--- Problem ---
Go through the material and write it all out exactly, minus the pictures.

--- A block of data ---
┏━━

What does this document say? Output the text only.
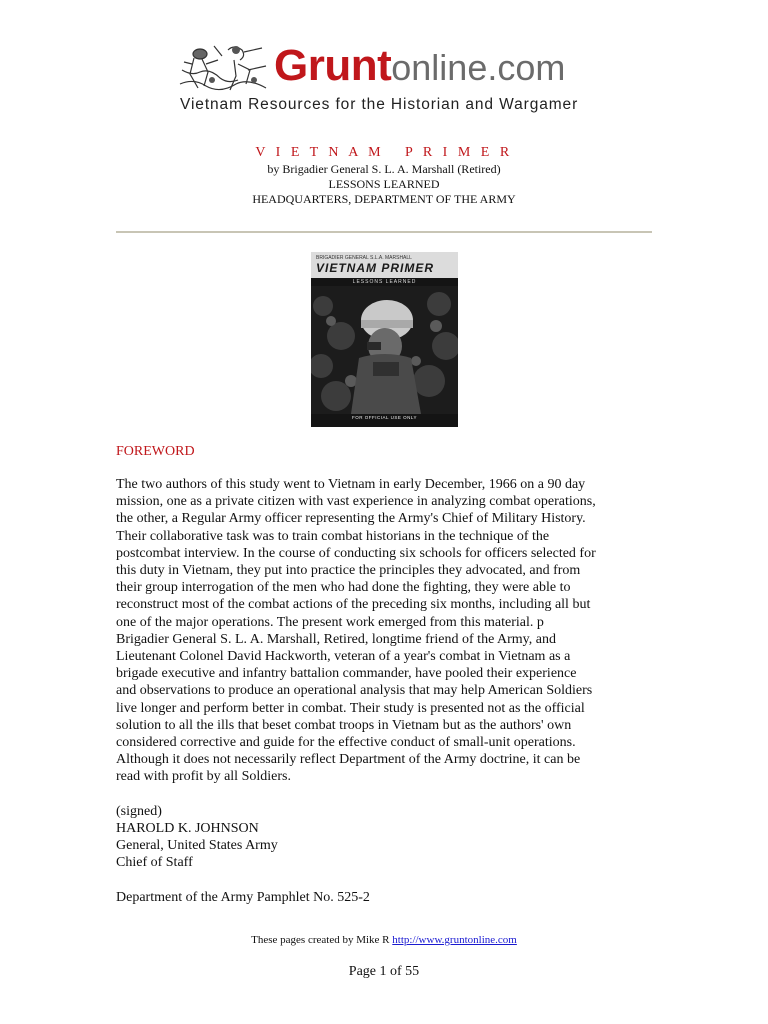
Gruntonline.com
Vietnam Resources for the Historian and Wargamer
V I E T N A M   P R I M E R
by Brigadier General S. L. A. Marshall (Retired)
LESSONS LEARNED
HEADQUARTERS, DEPARTMENT OF THE ARMY
BRIGADIER GENERAL S.L.A. MARSHALL
VIETNAM PRIMER
LESSONS LEARNED
FOR OFFICIAL USE ONLY
FOREWORD

The two authors of this study went to Vietnam in early December, 1966 on a 90 day

mission, one as a private citizen with vast experience in analyzing combat operations,

the other, a Regular Army officer representing the Army's Chief of Military History.

Their collaborative task was to train combat historians in the technique of the

postcombat interview. In the course of conducting six schools for officers selected for

this duty in Vietnam, they put into practice the principles they advocated, and from

their group interrogation of the men who had done the fighting, they were able to

reconstruct most of the combat actions of the preceding six months, including all but

one of the major operations. The present work emerged from this material. p

Brigadier General S. L. A. Marshall, Retired, longtime friend of the Army, and

Lieutenant Colonel David Hackworth, veteran of a year's combat in Vietnam as a

brigade executive and infantry battalion commander, have pooled their experience

and observations to produce an operational analysis that may help American Soldiers

live longer and perform better in combat. Their study is presented not as the official

solution to all the ills that beset combat troops in Vietnam but as the authors' own

considered corrective and guide for the effective conduct of small-unit operations.

Although it does not necessarily reflect Department of the Army doctrine, it can be

read with profit by all Soldiers.

(signed)

HAROLD K. JOHNSON

General, United States Army

Chief of Staff

Department of the Army Pamphlet No. 525-2

These pages created by Mike R http://www.gruntonline.com
Page 1 of 55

┗━━

--- Solution below ---
What does this document say? Output the text only.
Gruntonline.com
Vietnam Resources for the Historian and Wargamer
V I E T N A M   P R I M E R
by Brigadier General S. L. A. Marshall (Retired)
LESSONS LEARNED
HEADQUARTERS, DEPARTMENT OF THE ARMY
BRIGADIER GENERAL S.L.A. MARSHALL
VIETNAM PRIMER
LESSONS LEARNED
FOR OFFICIAL USE ONLY
FOREWORD

The two authors of this study went to Vietnam in early December, 1966 on a 90 day

mission, one as a private citizen with vast experience in analyzing combat operations,

the other, a Regular Army officer representing the Army's Chief of Military History.

Their collaborative task was to train combat historians in the technique of the

postcombat interview. In the course of conducting six schools for officers selected for

this duty in Vietnam, they put into practice the principles they advocated, and from

their group interrogation of the men who had done the fighting, they were able to

reconstruct most of the combat actions of the preceding six months, including all but

one of the major operations. The present work emerged from this material. p

Brigadier General S. L. A. Marshall, Retired, longtime friend of the Army, and

Lieutenant Colonel David Hackworth, veteran of a year's combat in Vietnam as a

brigade executive and infantry battalion commander, have pooled their experience

and observations to produce an operational analysis that may help American Soldiers

live longer and perform better in combat. Their study is presented not as the official

solution to all the ills that beset combat troops in Vietnam but as the authors' own

considered corrective and guide for the effective conduct of small-unit operations.

Although it does not necessarily reflect Department of the Army doctrine, it can be

read with profit by all Soldiers.

(signed)

HAROLD K. JOHNSON

General, United States Army

Chief of Staff

Department of the Army Pamphlet No. 525-2

These pages created by Mike R http://www.gruntonline.com
Page 1 of 55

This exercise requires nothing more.